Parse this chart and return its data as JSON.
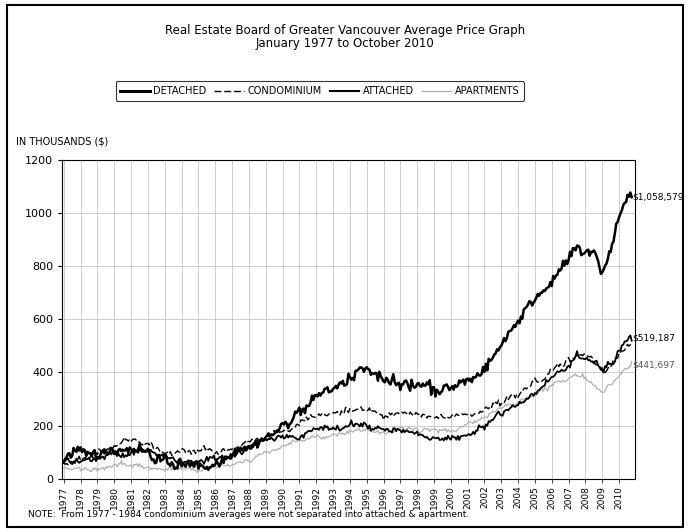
{
  "title_line1": "Real Estate Board of Greater Vancouver Average Price Graph",
  "title_line2": "January 1977 to October 2010",
  "ylabel": "IN THOUSANDS ($)",
  "note": "NOTE:  From 1977 - 1984 condominium averages were not separated into attached & apartment.",
  "ylim": [
    0,
    1200
  ],
  "yticks": [
    0,
    200,
    400,
    600,
    800,
    1000,
    1200
  ],
  "end_labels": {
    "detached": "$1,058,579",
    "attached": "$519,187",
    "apartments": "$441,697"
  },
  "legend": [
    "DETACHED",
    "CONDOMINIUM",
    "ATTACHED",
    "APARTMENTS"
  ],
  "bg_color": "#ffffff"
}
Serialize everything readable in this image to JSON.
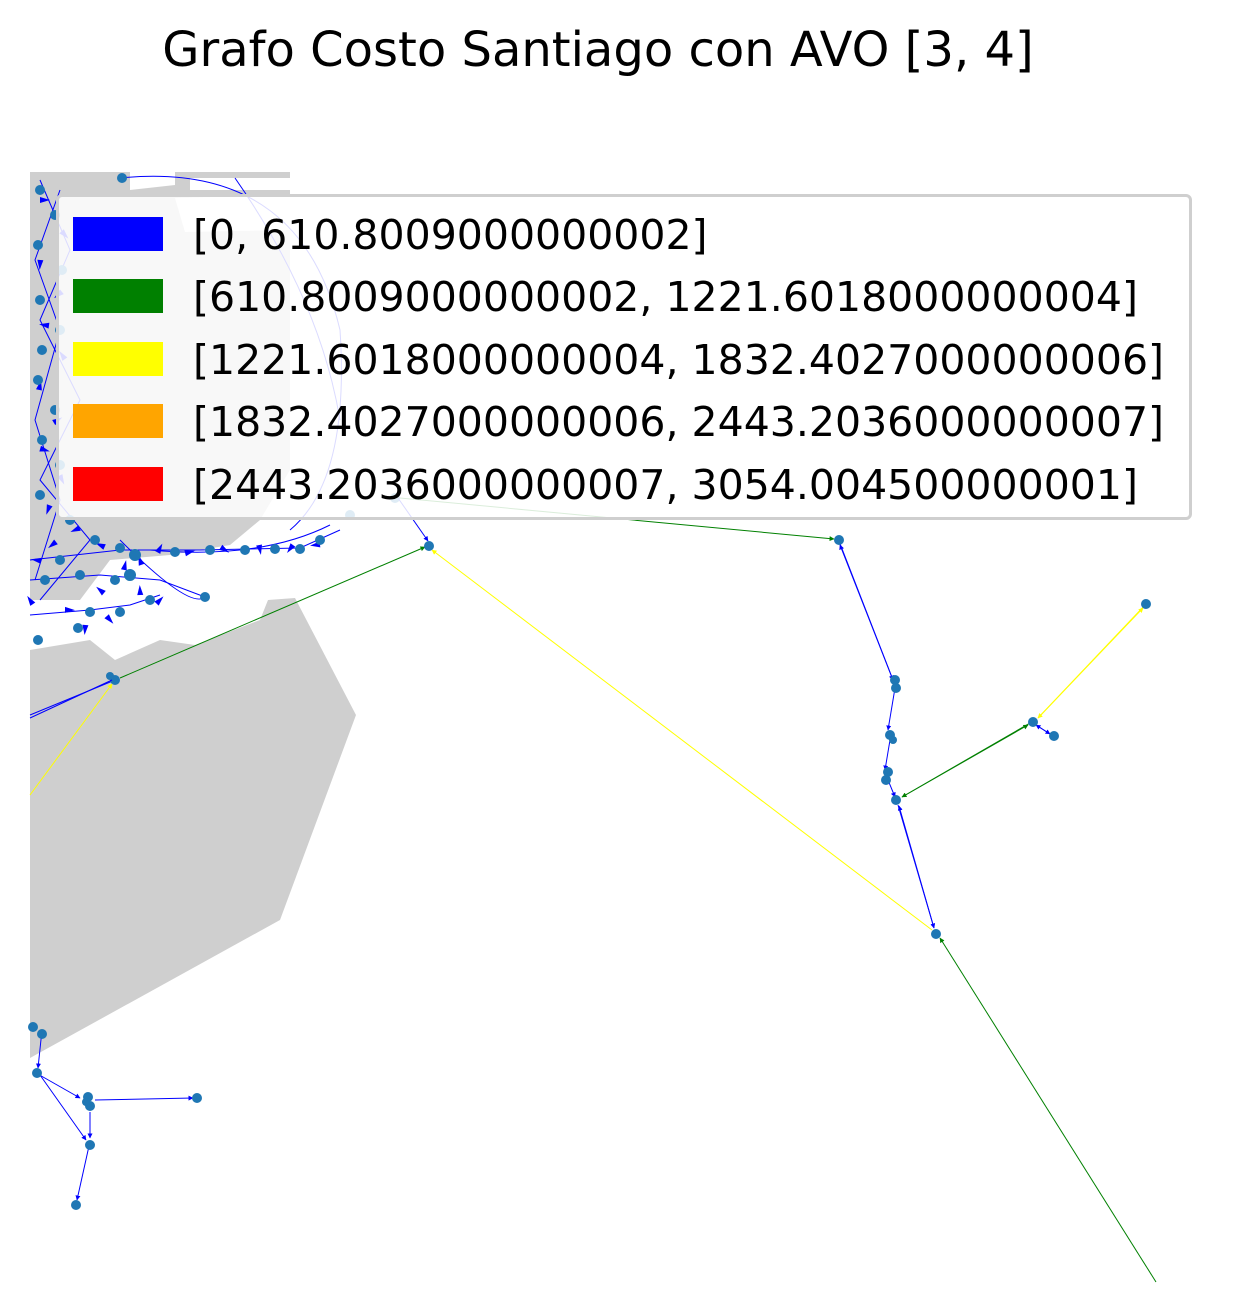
{
  "title": "Grafo Costo Santiago con AVO [3, 4]",
  "colors": {
    "background_area": "#cfcfcf",
    "node": "#1f77b4",
    "bin_0": "#0000ff",
    "bin_1": "#008000",
    "bin_2": "#ffff00",
    "bin_3": "#ffa500",
    "bin_4": "#ff0000"
  },
  "legend": {
    "placement": "upper-right",
    "items": [
      {
        "label": "[0, 610.8009000000002]",
        "color": "#0000ff"
      },
      {
        "label": "[610.8009000000002, 1221.6018000000004]",
        "color": "#008000"
      },
      {
        "label": "[1221.6018000000004, 1832.4027000000006]",
        "color": "#ffff00"
      },
      {
        "label": "[1832.4027000000006, 2443.2036000000007]",
        "color": "#ffa500"
      },
      {
        "label": "[2443.2036000000007, 3054.004500000001]",
        "color": "#ff0000"
      }
    ]
  }
}
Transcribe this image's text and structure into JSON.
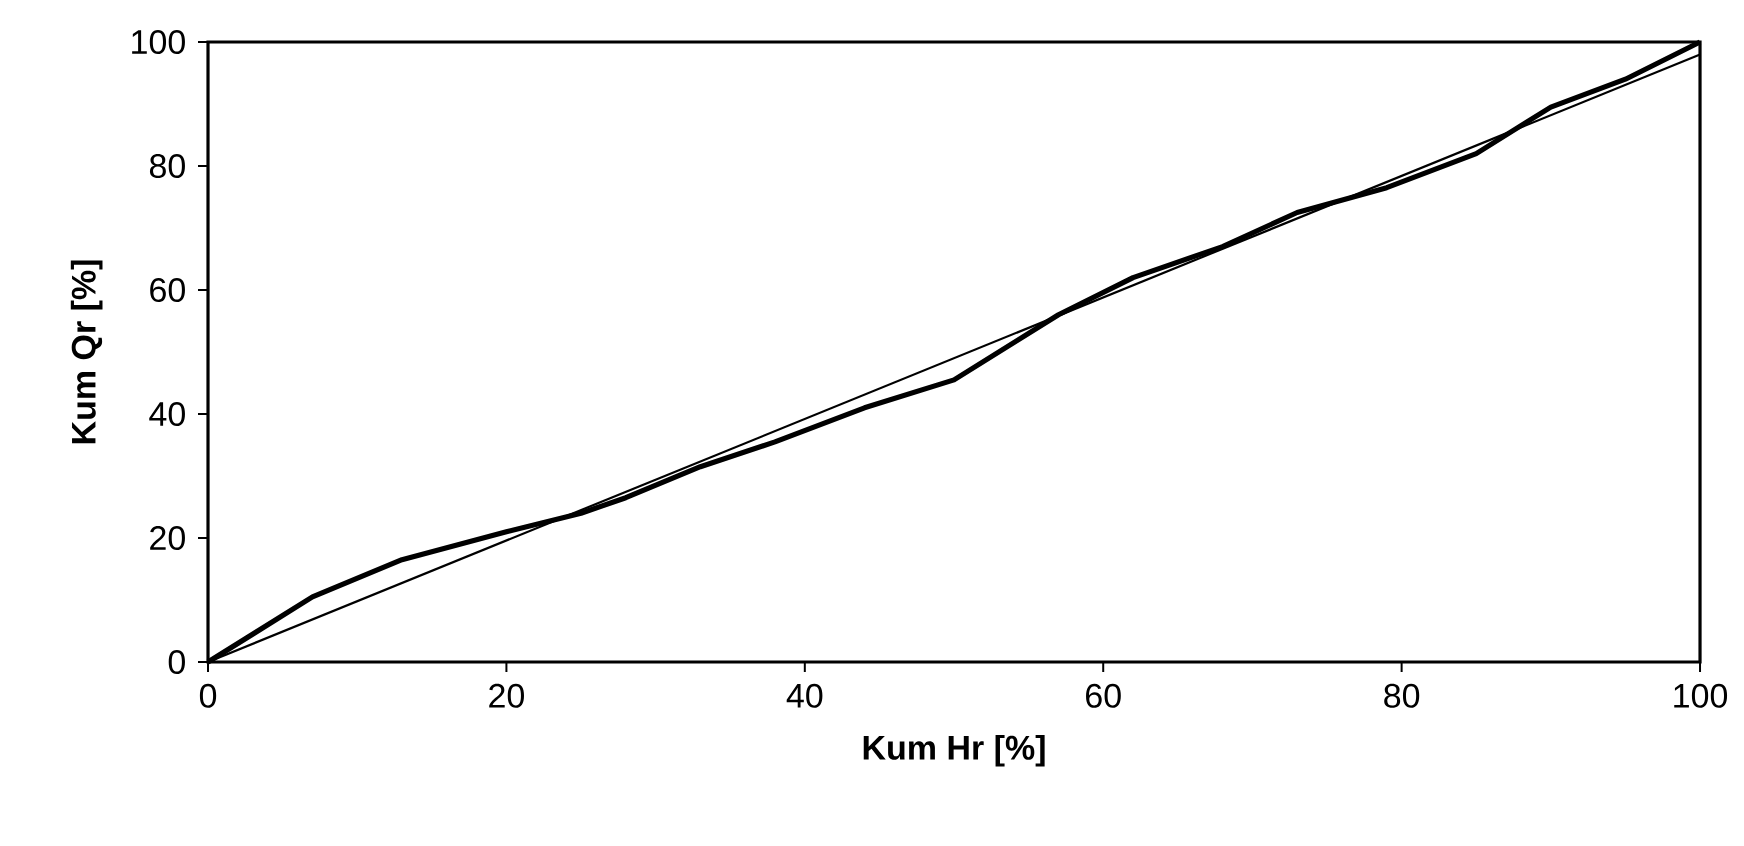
{
  "chart_data": {
    "type": "line",
    "xlabel": "Kum Hr [%]",
    "ylabel": "Kum Qr [%]",
    "xlim": [
      0,
      100
    ],
    "ylim": [
      0,
      100
    ],
    "xticks": [
      0,
      20,
      40,
      60,
      80,
      100
    ],
    "yticks": [
      0,
      20,
      40,
      60,
      80,
      100
    ],
    "grid": false,
    "marker": "none",
    "line_style": "solid",
    "series": [
      {
        "color": "#000000",
        "x": [
          0,
          7,
          13,
          20,
          25,
          28,
          33,
          38,
          44,
          50,
          57,
          62,
          68,
          73,
          79,
          85,
          90,
          95,
          100
        ],
        "values": [
          0,
          10.5,
          16.5,
          21,
          24,
          26.5,
          31.5,
          35.5,
          41,
          45.5,
          56,
          62,
          67,
          72.5,
          76.5,
          82,
          89.5,
          94,
          100
        ]
      },
      {
        "type": "line",
        "color": "#000000",
        "x": [
          0,
          100
        ],
        "values": [
          0,
          98
        ]
      }
    ]
  }
}
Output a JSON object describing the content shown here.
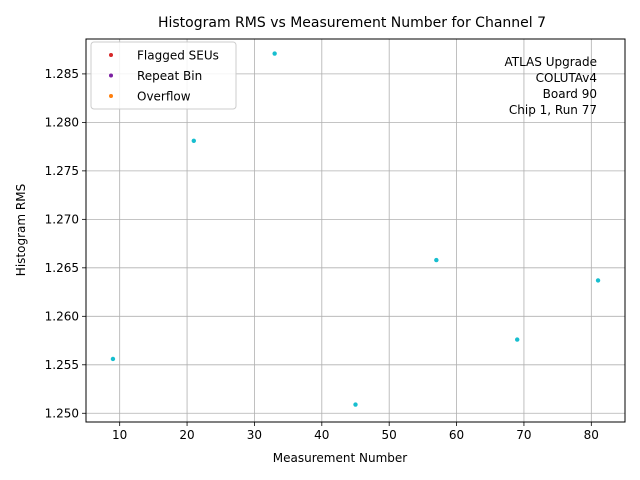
{
  "chart_data": {
    "type": "scatter",
    "title": "Histogram RMS vs Measurement Number for Channel 7",
    "xlabel": "Measurement Number",
    "ylabel": "Histogram RMS",
    "xlim": [
      5,
      85
    ],
    "ylim": [
      1.2491,
      1.2886
    ],
    "xticks": [
      10,
      20,
      30,
      40,
      50,
      60,
      70,
      80
    ],
    "yticks": [
      1.25,
      1.255,
      1.26,
      1.265,
      1.27,
      1.275,
      1.28,
      1.285
    ],
    "grid": true,
    "legend_position": "upper-left",
    "series": [
      {
        "name": "",
        "color": "#17becf",
        "points": [
          {
            "x": 9,
            "y": 1.2556
          },
          {
            "x": 21,
            "y": 1.2781
          },
          {
            "x": 33,
            "y": 1.2871
          },
          {
            "x": 45,
            "y": 1.2509
          },
          {
            "x": 57,
            "y": 1.2658
          },
          {
            "x": 69,
            "y": 1.2576
          },
          {
            "x": 81,
            "y": 1.2637
          }
        ]
      }
    ],
    "legend": [
      {
        "label": "Flagged SEUs",
        "color": "#d62728"
      },
      {
        "label": "Repeat Bin",
        "color": "#7b1fa2"
      },
      {
        "label": "Overflow",
        "color": "#ff7f0e"
      }
    ],
    "annotation_lines": [
      "ATLAS Upgrade",
      "COLUTAv4",
      "Board 90",
      "Chip 1, Run 77"
    ]
  }
}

## Direction
Repeat the preceding records precisely, and leave every picture out of the copy.

## Written answer
Parse this chart and return its data as JSON.
{
  "title_line1": "Real Estate Board of Greater Vancouver Average Price Graph",
  "title_line2": "January 1977 to October 2010",
  "ylabel": "IN THOUSANDS ($)",
  "note": "NOTE:  From 1977 - 1984 condominium averages were not separated into attached & apartment.",
  "ylim": [
    0,
    1200
  ],
  "yticks": [
    0,
    200,
    400,
    600,
    800,
    1000,
    1200
  ],
  "end_labels": {
    "detached": "$1,058,579",
    "attached": "$519,187",
    "apartments": "$441,697"
  },
  "legend": [
    "DETACHED",
    "CONDOMINIUM",
    "ATTACHED",
    "APARTMENTS"
  ],
  "bg_color": "#ffffff"
}
Serialize everything readable in this image to JSON.
{
  "title": "Grafo Costo Santiago con AVO [3, 4]",
  "colors": {
    "background_area": "#cfcfcf",
    "node": "#1f77b4",
    "bin_0": "#0000ff",
    "bin_1": "#008000",
    "bin_2": "#ffff00",
    "bin_3": "#ffa500",
    "bin_4": "#ff0000"
  },
  "legend": {
    "placement": "upper-right",
    "items": [
      {
        "label": "[0, 610.8009000000002]",
        "color": "#0000ff"
      },
      {
        "label": "[610.8009000000002, 1221.6018000000004]",
        "color": "#008000"
      },
      {
        "label": "[1221.6018000000004, 1832.4027000000006]",
        "color": "#ffff00"
      },
      {
        "label": "[1832.4027000000006, 2443.2036000000007]",
        "color": "#ffa500"
      },
      {
        "label": "[2443.2036000000007, 3054.004500000001]",
        "color": "#ff0000"
      }
    ]
  }
}
Transcribe this image's text and structure into JSON.
{
  "chart_data": {
    "type": "line",
    "xlabel": "Kum Hr [%]",
    "ylabel": "Kum Qr [%]",
    "xlim": [
      0,
      100
    ],
    "ylim": [
      0,
      100
    ],
    "xticks": [
      0,
      20,
      40,
      60,
      80,
      100
    ],
    "yticks": [
      0,
      20,
      40,
      60,
      80,
      100
    ],
    "grid": false,
    "marker": "none",
    "line_style": "solid",
    "series": [
      {
        "color": "#000000",
        "x": [
          0,
          7,
          13,
          20,
          25,
          28,
          33,
          38,
          44,
          50,
          57,
          62,
          68,
          73,
          79,
          85,
          90,
          95,
          100
        ],
        "values": [
          0,
          10.5,
          16.5,
          21,
          24,
          26.5,
          31.5,
          35.5,
          41,
          45.5,
          56,
          62,
          67,
          72.5,
          76.5,
          82,
          89.5,
          94,
          100
        ]
      },
      {
        "type": "line",
        "color": "#000000",
        "x": [
          0,
          100
        ],
        "values": [
          0,
          98
        ]
      }
    ]
  }
}
Output a JSON object describing the content shown here.
{
  "chart_data": {
    "type": "scatter",
    "title": "Histogram RMS vs Measurement Number for Channel 7",
    "xlabel": "Measurement Number",
    "ylabel": "Histogram RMS",
    "xlim": [
      5,
      85
    ],
    "ylim": [
      1.2491,
      1.2886
    ],
    "xticks": [
      10,
      20,
      30,
      40,
      50,
      60,
      70,
      80
    ],
    "yticks": [
      1.25,
      1.255,
      1.26,
      1.265,
      1.27,
      1.275,
      1.28,
      1.285
    ],
    "grid": true,
    "legend_position": "upper-left",
    "series": [
      {
        "name": "",
        "color": "#17becf",
        "points": [
          {
            "x": 9,
            "y": 1.2556
          },
          {
            "x": 21,
            "y": 1.2781
          },
          {
            "x": 33,
            "y": 1.2871
          },
          {
            "x": 45,
            "y": 1.2509
          },
          {
            "x": 57,
            "y": 1.2658
          },
          {
            "x": 69,
            "y": 1.2576
          },
          {
            "x": 81,
            "y": 1.2637
          }
        ]
      }
    ],
    "legend": [
      {
        "label": "Flagged SEUs",
        "color": "#d62728"
      },
      {
        "label": "Repeat Bin",
        "color": "#7b1fa2"
      },
      {
        "label": "Overflow",
        "color": "#ff7f0e"
      }
    ],
    "annotation_lines": [
      "ATLAS Upgrade",
      "COLUTAv4",
      "Board 90",
      "Chip 1, Run 77"
    ]
  }
}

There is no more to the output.